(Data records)
^^^^
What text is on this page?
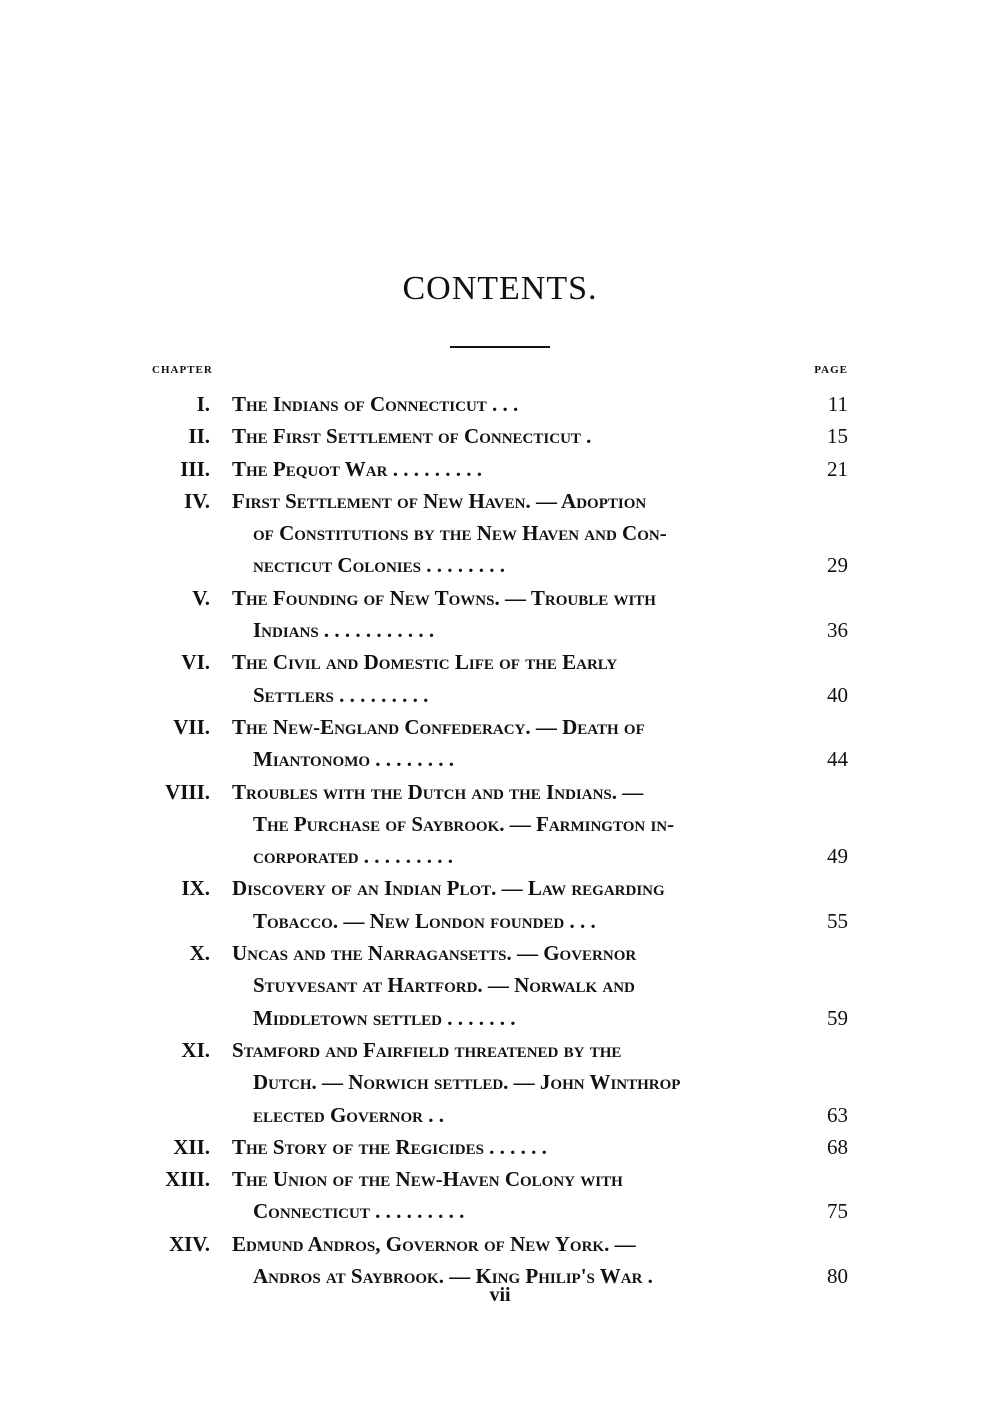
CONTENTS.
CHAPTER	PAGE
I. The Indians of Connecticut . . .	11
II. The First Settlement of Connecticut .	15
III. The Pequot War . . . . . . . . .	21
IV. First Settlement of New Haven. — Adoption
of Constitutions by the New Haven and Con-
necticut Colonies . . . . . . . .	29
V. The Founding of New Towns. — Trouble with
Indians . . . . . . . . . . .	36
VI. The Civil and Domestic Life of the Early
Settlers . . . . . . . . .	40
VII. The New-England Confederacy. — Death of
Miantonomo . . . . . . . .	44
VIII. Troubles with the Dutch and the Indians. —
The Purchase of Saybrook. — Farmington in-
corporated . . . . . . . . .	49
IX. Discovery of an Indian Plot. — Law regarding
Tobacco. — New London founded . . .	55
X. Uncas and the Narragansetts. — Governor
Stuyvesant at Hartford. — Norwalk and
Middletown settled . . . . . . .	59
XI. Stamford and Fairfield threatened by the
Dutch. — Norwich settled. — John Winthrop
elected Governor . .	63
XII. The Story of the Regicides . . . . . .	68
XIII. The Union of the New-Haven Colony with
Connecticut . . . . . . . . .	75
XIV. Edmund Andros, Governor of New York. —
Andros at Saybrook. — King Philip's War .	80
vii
^^^^
**Task directions:**
List all lines in the material containing the string "Saybrook".

**Right answer:**
The Purchase of Saybrook. — Farmington in-
Andros at Saybrook. — King Philip's War .	80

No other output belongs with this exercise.